• [Text block]
--------------------------------------------------

On June 5, alleged Fulani militants killed thirty-two civilians in four villages in the Kajuru area of Kaduna State, Nigeria.

Prelude 
In the villages where the attack took place, attacks by Fulani militiamen were not a new occurrence. Prior to the attack, bandits abducted 14 people from a train station at the town of Idon, also in the Kajuru area.

Attack 
According to locals, the militants attacked four villages in the Kajuru area - Ugwan Gamu, Dogon Noma, Ungwan Sarki, and Maikori. The attack began around noon on June 5, where around 450 militants militants stormed Dogon Noma and Ungwan Gamu on 150 motorcycles, burning down houses and gathering people out of their homes. Some residents in Maikori began to fight back against the militants when they heard the news, which initially worked, although a "white-painted helicopter", which the civilians believed was coming to their aid, began to gun down the villagers fighting back. The helicopter however, did not gun down fleeing residents. After killing around 32 residents in Dogon Noma and Ungwan Sarki, the bandits made their way to Maikori, where the population fled as the bandits burned down houses and killed one person. The village of Maikori was burned to the grouned, and Ungwan Sarki was partially destroyed. The bandits began to disperse around 6pm.

--------------------------------------------------

• [Data excerpt]
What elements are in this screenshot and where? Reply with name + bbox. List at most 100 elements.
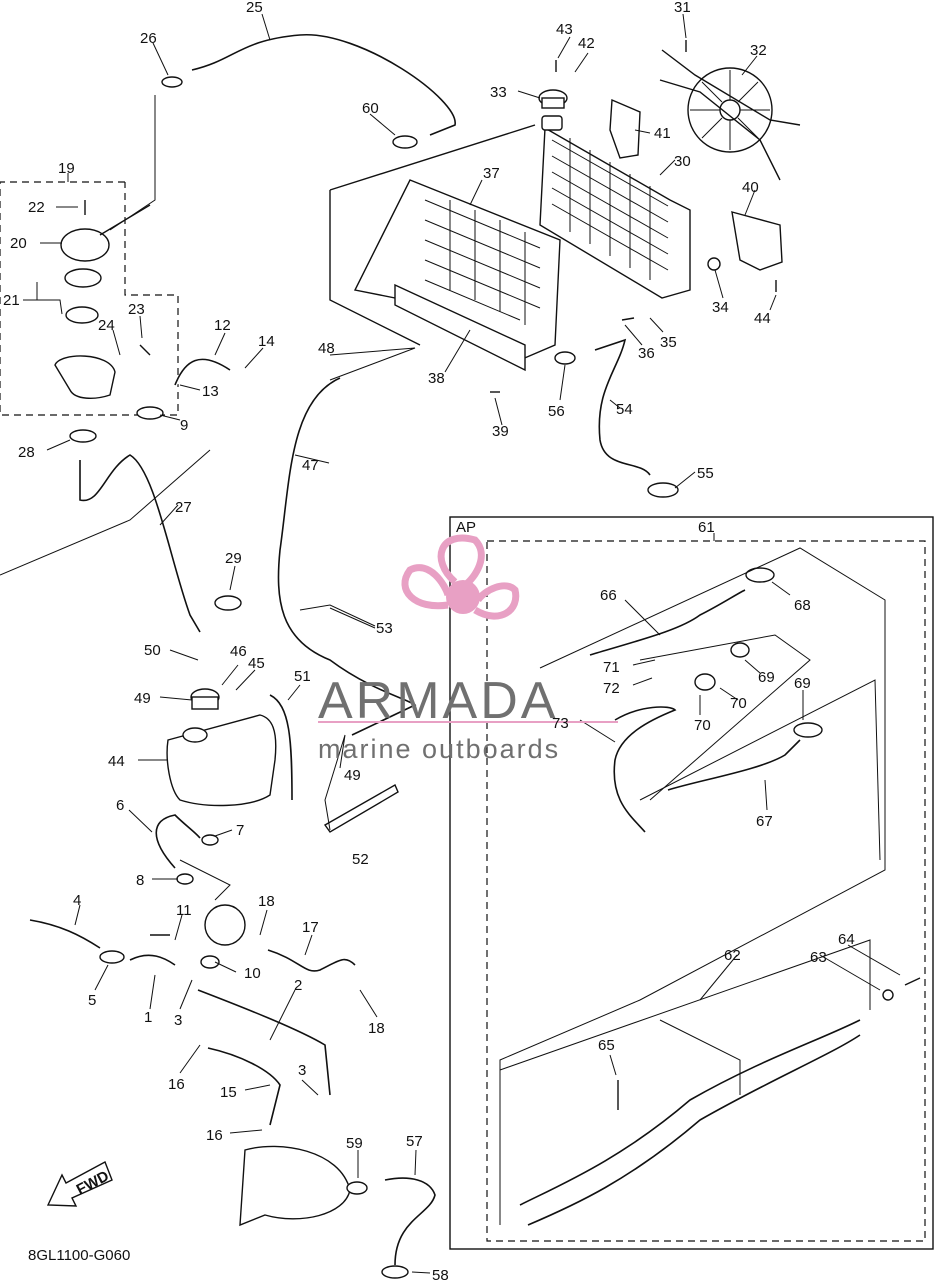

--------------------------------------------------

• [Tasks to perform]
a) In the text about the Kajuru attack, how many people did bandits abduct from the train station at Idon before the attack?
b) In the text about the Kajuru attack, rewrite the passage starting with "On June 5, alleged" and going on through "the Kajuru area.", renaming "bandits" to "gunmen".

• [Task-by-task results]
a) 14 people.

b)
On June 5, alleged Fulani militants killed thirty-two civilians in four villages in the Kajuru area of Kaduna State, Nigeria.

Prelude 
In the villages where the attack took place, attacks by Fulani militiamen were not a new occurrence. Prior to the attack, gunmen abducted 14 people from a train station at the town of Idon, also in the Kajuru area.